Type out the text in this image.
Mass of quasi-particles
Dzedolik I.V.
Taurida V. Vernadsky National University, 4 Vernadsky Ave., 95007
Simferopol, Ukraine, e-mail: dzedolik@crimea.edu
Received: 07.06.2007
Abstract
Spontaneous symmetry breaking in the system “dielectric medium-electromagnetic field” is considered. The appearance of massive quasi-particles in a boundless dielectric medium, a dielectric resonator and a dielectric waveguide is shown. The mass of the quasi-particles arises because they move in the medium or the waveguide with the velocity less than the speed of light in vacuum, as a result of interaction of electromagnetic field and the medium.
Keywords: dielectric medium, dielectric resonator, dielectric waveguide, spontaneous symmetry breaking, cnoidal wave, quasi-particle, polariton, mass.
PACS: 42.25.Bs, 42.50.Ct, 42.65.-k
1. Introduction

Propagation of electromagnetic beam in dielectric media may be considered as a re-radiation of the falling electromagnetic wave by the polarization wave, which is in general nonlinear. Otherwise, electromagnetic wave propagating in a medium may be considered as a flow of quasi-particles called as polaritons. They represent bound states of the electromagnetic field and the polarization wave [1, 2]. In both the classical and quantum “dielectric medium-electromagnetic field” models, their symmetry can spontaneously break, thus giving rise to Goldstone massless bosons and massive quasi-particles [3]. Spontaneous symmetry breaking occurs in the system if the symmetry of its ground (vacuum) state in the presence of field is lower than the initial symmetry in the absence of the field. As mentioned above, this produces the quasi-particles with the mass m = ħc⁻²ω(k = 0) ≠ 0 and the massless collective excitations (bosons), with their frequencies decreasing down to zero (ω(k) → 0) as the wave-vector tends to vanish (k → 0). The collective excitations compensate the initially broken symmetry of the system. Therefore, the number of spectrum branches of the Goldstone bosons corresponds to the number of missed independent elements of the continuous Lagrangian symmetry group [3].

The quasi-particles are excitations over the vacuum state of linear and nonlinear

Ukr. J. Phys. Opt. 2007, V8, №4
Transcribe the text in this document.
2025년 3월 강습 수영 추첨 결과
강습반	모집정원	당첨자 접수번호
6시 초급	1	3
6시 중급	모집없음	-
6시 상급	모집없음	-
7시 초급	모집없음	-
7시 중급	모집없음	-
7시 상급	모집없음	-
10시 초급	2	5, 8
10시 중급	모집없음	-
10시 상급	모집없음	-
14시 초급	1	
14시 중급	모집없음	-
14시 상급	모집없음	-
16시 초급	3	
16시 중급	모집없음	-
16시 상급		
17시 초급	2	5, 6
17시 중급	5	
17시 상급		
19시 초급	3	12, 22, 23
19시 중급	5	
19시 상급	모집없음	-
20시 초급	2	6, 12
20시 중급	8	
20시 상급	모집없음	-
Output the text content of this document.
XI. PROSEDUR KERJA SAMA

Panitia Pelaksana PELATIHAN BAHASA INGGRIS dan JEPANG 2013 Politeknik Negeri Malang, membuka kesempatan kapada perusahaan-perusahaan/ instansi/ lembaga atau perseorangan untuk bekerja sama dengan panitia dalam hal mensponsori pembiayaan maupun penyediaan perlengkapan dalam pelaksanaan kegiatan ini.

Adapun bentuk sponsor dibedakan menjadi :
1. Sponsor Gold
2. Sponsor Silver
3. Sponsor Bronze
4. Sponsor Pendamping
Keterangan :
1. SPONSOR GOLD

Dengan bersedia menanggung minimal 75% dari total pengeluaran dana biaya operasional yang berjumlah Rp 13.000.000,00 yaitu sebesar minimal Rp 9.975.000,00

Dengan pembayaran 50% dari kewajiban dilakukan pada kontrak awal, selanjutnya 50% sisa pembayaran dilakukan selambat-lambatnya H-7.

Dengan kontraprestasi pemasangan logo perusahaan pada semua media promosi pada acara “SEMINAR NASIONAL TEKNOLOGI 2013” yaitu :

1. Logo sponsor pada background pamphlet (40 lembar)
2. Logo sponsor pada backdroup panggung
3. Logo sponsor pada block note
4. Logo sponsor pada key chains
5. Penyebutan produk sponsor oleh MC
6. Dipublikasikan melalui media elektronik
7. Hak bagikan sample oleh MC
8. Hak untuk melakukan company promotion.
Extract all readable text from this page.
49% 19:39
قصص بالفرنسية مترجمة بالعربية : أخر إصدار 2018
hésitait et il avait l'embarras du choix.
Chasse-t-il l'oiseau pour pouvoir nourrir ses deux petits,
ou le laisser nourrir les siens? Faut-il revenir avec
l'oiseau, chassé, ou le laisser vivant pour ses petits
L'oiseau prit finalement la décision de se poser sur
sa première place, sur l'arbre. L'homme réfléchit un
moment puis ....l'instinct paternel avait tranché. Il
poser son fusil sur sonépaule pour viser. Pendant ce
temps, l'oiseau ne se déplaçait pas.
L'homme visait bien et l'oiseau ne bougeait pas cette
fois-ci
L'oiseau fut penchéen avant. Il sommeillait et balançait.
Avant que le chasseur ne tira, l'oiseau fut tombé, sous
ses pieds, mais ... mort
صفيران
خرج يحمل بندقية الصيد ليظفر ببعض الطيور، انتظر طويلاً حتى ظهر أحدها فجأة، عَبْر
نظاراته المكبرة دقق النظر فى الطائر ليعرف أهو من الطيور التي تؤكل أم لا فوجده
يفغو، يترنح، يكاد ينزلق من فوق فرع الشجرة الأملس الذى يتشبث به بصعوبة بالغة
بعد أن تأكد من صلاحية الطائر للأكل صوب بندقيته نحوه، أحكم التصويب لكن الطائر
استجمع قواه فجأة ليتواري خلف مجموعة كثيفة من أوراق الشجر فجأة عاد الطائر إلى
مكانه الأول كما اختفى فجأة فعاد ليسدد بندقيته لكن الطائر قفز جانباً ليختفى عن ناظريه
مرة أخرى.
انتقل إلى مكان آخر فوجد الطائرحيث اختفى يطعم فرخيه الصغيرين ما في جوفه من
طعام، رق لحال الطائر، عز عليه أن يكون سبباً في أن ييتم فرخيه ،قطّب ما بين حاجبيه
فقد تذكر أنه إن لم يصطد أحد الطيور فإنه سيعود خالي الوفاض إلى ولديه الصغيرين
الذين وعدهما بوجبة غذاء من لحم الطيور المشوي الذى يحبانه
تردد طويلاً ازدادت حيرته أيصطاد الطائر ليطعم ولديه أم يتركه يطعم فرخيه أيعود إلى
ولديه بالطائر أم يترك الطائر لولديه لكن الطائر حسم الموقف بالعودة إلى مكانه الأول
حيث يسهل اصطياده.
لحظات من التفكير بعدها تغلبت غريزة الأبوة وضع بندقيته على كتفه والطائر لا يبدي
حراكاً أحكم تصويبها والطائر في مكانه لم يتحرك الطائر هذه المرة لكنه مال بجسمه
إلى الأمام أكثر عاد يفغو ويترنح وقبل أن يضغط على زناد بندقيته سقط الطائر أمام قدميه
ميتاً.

◆ ◆ ◆

• YOUR INSTRUCTIONS
Copy out the whole listing, exactly as written.

• RESULT OF THIS TASK
Type out the text in this image.
Mass of quasi-particles
Dzedolik I.V.
Taurida V. Vernadsky National University, 4 Vernadsky Ave., 95007
Simferopol, Ukraine, e-mail: dzedolik@crimea.edu
Received: 07.06.2007
Abstract
Spontaneous symmetry breaking in the system “dielectric medium-electromagnetic field” is considered. The appearance of massive quasi-particles in a boundless dielectric medium, a dielectric resonator and a dielectric waveguide is shown. The mass of the quasi-particles arises because they move in the medium or the waveguide with the velocity less than the speed of light in vacuum, as a result of interaction of electromagnetic field and the medium.
Keywords: dielectric medium, dielectric resonator, dielectric waveguide, spontaneous symmetry breaking, cnoidal wave, quasi-particle, polariton, mass.
PACS: 42.25.Bs, 42.50.Ct, 42.65.-k
1. Introduction

Propagation of electromagnetic beam in dielectric media may be considered as a re-radiation of the falling electromagnetic wave by the polarization wave, which is in general nonlinear. Otherwise, electromagnetic wave propagating in a medium may be considered as a flow of quasi-particles called as polaritons. They represent bound states of the electromagnetic field and the polarization wave [1, 2]. In both the classical and quantum “dielectric medium-electromagnetic field” models, their symmetry can spontaneously break, thus giving rise to Goldstone massless bosons and massive quasi-particles [3]. Spontaneous symmetry breaking occurs in the system if the symmetry of its ground (vacuum) state in the presence of field is lower than the initial symmetry in the absence of the field. As mentioned above, this produces the quasi-particles with the mass m = ħc⁻²ω(k = 0) ≠ 0 and the massless collective excitations (bosons), with their frequencies decreasing down to zero (ω(k) → 0) as the wave-vector tends to vanish (k → 0). The collective excitations compensate the initially broken symmetry of the system. Therefore, the number of spectrum branches of the Goldstone bosons corresponds to the number of missed independent elements of the continuous Lagrangian symmetry group [3].

The quasi-particles are excitations over the vacuum state of linear and nonlinear

Ukr. J. Phys. Opt. 2007, V8, №4
Transcribe the text in this document.
2025년 3월 강습 수영 추첨 결과
강습반	모집정원	당첨자 접수번호
6시 초급	1	3
6시 중급	모집없음	-
6시 상급	모집없음	-
7시 초급	모집없음	-
7시 중급	모집없음	-
7시 상급	모집없음	-
10시 초급	2	5, 8
10시 중급	모집없음	-
10시 상급	모집없음	-
14시 초급	1	
14시 중급	모집없음	-
14시 상급	모집없음	-
16시 초급	3	
16시 중급	모집없음	-
16시 상급		
17시 초급	2	5, 6
17시 중급	5	
17시 상급		
19시 초급	3	12, 22, 23
19시 중급	5	
19시 상급	모집없음	-
20시 초급	2	6, 12
20시 중급	8	
20시 상급	모집없음	-
Output the text content of this document.
XI. PROSEDUR KERJA SAMA

Panitia Pelaksana PELATIHAN BAHASA INGGRIS dan JEPANG 2013 Politeknik Negeri Malang, membuka kesempatan kapada perusahaan-perusahaan/ instansi/ lembaga atau perseorangan untuk bekerja sama dengan panitia dalam hal mensponsori pembiayaan maupun penyediaan perlengkapan dalam pelaksanaan kegiatan ini.

Adapun bentuk sponsor dibedakan menjadi :
1. Sponsor Gold
2. Sponsor Silver
3. Sponsor Bronze
4. Sponsor Pendamping
Keterangan :
1. SPONSOR GOLD

Dengan bersedia menanggung minimal 75% dari total pengeluaran dana biaya operasional yang berjumlah Rp 13.000.000,00 yaitu sebesar minimal Rp 9.975.000,00

Dengan pembayaran 50% dari kewajiban dilakukan pada kontrak awal, selanjutnya 50% sisa pembayaran dilakukan selambat-lambatnya H-7.

Dengan kontraprestasi pemasangan logo perusahaan pada semua media promosi pada acara “SEMINAR NASIONAL TEKNOLOGI 2013” yaitu :

1. Logo sponsor pada background pamphlet (40 lembar)
2. Logo sponsor pada backdroup panggung
3. Logo sponsor pada block note
4. Logo sponsor pada key chains
5. Penyebutan produk sponsor oleh MC
6. Dipublikasikan melalui media elektronik
7. Hak bagikan sample oleh MC
8. Hak untuk melakukan company promotion.
Extract all readable text from this page.
49% 19:39
قصص بالفرنسية مترجمة بالعربية : أخر إصدار 2018
hésitait et il avait l'embarras du choix.
Chasse-t-il l'oiseau pour pouvoir nourrir ses deux petits,
ou le laisser nourrir les siens? Faut-il revenir avec
l'oiseau, chassé, ou le laisser vivant pour ses petits
L'oiseau prit finalement la décision de se poser sur
sa première place, sur l'arbre. L'homme réfléchit un
moment puis ....l'instinct paternel avait tranché. Il
poser son fusil sur sonépaule pour viser. Pendant ce
temps, l'oiseau ne se déplaçait pas.
L'homme visait bien et l'oiseau ne bougeait pas cette
fois-ci
L'oiseau fut penchéen avant. Il sommeillait et balançait.
Avant que le chasseur ne tira, l'oiseau fut tombé, sous
ses pieds, mais ... mort
صفيران
خرج يحمل بندقية الصيد ليظفر ببعض الطيور، انتظر طويلاً حتى ظهر أحدها فجأة، عَبْر
نظاراته المكبرة دقق النظر فى الطائر ليعرف أهو من الطيور التي تؤكل أم لا فوجده
يفغو، يترنح، يكاد ينزلق من فوق فرع الشجرة الأملس الذى يتشبث به بصعوبة بالغة
بعد أن تأكد من صلاحية الطائر للأكل صوب بندقيته نحوه، أحكم التصويب لكن الطائر
استجمع قواه فجأة ليتواري خلف مجموعة كثيفة من أوراق الشجر فجأة عاد الطائر إلى
مكانه الأول كما اختفى فجأة فعاد ليسدد بندقيته لكن الطائر قفز جانباً ليختفى عن ناظريه
مرة أخرى.
انتقل إلى مكان آخر فوجد الطائرحيث اختفى يطعم فرخيه الصغيرين ما في جوفه من
طعام، رق لحال الطائر، عز عليه أن يكون سبباً في أن ييتم فرخيه ،قطّب ما بين حاجبيه
فقد تذكر أنه إن لم يصطد أحد الطيور فإنه سيعود خالي الوفاض إلى ولديه الصغيرين
الذين وعدهما بوجبة غذاء من لحم الطيور المشوي الذى يحبانه
تردد طويلاً ازدادت حيرته أيصطاد الطائر ليطعم ولديه أم يتركه يطعم فرخيه أيعود إلى
ولديه بالطائر أم يترك الطائر لولديه لكن الطائر حسم الموقف بالعودة إلى مكانه الأول
حيث يسهل اصطياده.
لحظات من التفكير بعدها تغلبت غريزة الأبوة وضع بندقيته على كتفه والطائر لا يبدي
حراكاً أحكم تصويبها والطائر في مكانه لم يتحرك الطائر هذه المرة لكنه مال بجسمه
إلى الأمام أكثر عاد يفغو ويترنح وقبل أن يضغط على زناد بندقيته سقط الطائر أمام قدميه
ميتاً.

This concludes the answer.